### Work to be completed
Copy every line, leaving nothing out and adding nothing.

### Exercise data
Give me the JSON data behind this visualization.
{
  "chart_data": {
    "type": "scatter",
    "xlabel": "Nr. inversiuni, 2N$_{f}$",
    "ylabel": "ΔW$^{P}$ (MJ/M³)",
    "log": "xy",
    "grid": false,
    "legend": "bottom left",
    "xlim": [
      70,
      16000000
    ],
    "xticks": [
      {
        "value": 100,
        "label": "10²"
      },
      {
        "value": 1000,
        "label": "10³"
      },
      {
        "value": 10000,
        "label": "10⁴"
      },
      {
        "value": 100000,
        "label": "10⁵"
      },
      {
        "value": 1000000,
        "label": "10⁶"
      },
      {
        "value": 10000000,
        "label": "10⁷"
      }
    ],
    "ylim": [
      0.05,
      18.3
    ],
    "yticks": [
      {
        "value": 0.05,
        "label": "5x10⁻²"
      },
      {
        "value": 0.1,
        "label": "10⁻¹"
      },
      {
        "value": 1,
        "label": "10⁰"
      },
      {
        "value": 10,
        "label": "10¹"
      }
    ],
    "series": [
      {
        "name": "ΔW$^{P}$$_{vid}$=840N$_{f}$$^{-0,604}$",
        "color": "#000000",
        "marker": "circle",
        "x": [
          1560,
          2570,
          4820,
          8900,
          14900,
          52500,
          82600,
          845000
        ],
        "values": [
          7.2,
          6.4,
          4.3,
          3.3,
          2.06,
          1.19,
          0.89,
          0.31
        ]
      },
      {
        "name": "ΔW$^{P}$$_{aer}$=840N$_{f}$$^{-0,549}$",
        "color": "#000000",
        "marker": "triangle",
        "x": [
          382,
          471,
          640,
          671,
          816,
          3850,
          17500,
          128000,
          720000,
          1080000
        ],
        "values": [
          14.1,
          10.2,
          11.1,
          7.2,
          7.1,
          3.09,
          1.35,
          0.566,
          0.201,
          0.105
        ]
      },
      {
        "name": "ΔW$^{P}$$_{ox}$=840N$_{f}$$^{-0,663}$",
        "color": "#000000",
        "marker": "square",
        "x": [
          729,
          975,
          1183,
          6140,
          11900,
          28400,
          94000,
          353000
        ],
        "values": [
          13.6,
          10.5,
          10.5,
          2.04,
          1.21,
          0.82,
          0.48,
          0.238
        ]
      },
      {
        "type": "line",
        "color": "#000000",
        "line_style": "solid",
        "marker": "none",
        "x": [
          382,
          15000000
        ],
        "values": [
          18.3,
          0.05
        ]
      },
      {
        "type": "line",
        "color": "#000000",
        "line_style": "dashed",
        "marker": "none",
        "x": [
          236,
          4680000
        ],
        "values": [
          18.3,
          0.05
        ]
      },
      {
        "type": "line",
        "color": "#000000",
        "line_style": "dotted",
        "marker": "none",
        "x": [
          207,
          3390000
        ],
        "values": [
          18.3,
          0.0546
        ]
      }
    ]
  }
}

### Result
Give me the JSON data behind this visualization.
{
  "chart_data": {
    "type": "scatter",
    "xlabel": "Nr. inversiuni, 2N$_{f}$",
    "ylabel": "ΔW$^{P}$ (MJ/M³)",
    "log": "xy",
    "grid": false,
    "legend": "bottom left",
    "xlim": [
      70,
      16000000
    ],
    "xticks": [
      {
        "value": 100,
        "label": "10²"
      },
      {
        "value": 1000,
        "label": "10³"
      },
      {
        "value": 10000,
        "label": "10⁴"
      },
      {
        "value": 100000,
        "label": "10⁵"
      },
      {
        "value": 1000000,
        "label": "10⁶"
      },
      {
        "value": 10000000,
        "label": "10⁷"
      }
    ],
    "ylim": [
      0.05,
      18.3
    ],
    "yticks": [
      {
        "value": 0.05,
        "label": "5x10⁻²"
      },
      {
        "value": 0.1,
        "label": "10⁻¹"
      },
      {
        "value": 1,
        "label": "10⁰"
      },
      {
        "value": 10,
        "label": "10¹"
      }
    ],
    "series": [
      {
        "name": "ΔW$^{P}$$_{vid}$=840N$_{f}$$^{-0,604}$",
        "color": "#000000",
        "marker": "circle",
        "x": [
          1560,
          2570,
          4820,
          8900,
          14900,
          52500,
          82600,
          845000
        ],
        "values": [
          7.2,
          6.4,
          4.3,
          3.3,
          2.06,
          1.19,
          0.89,
          0.31
        ]
      },
      {
        "name": "ΔW$^{P}$$_{aer}$=840N$_{f}$$^{-0,549}$",
        "color": "#000000",
        "marker": "triangle",
        "x": [
          382,
          471,
          640,
          671,
          816,
          3850,
          17500,
          128000,
          720000,
          1080000
        ],
        "values": [
          14.1,
          10.2,
          11.1,
          7.2,
          7.1,
          3.09,
          1.35,
          0.566,
          0.201,
          0.105
        ]
      },
      {
        "name": "ΔW$^{P}$$_{ox}$=840N$_{f}$$^{-0,663}$",
        "color": "#000000",
        "marker": "square",
        "x": [
          729,
          975,
          1183,
          6140,
          11900,
          28400,
          94000,
          353000
        ],
        "values": [
          13.6,
          10.5,
          10.5,
          2.04,
          1.21,
          0.82,
          0.48,
          0.238
        ]
      },
      {
        "type": "line",
        "color": "#000000",
        "line_style": "solid",
        "marker": "none",
        "x": [
          382,
          15000000
        ],
        "values": [
          18.3,
          0.05
        ]
      },
      {
        "type": "line",
        "color": "#000000",
        "line_style": "dashed",
        "marker": "none",
        "x": [
          236,
          4680000
        ],
        "values": [
          18.3,
          0.05
        ]
      },
      {
        "type": "line",
        "color": "#000000",
        "line_style": "dotted",
        "marker": "none",
        "x": [
          207,
          3390000
        ],
        "values": [
          18.3,
          0.0546
        ]
      }
    ]
  }
}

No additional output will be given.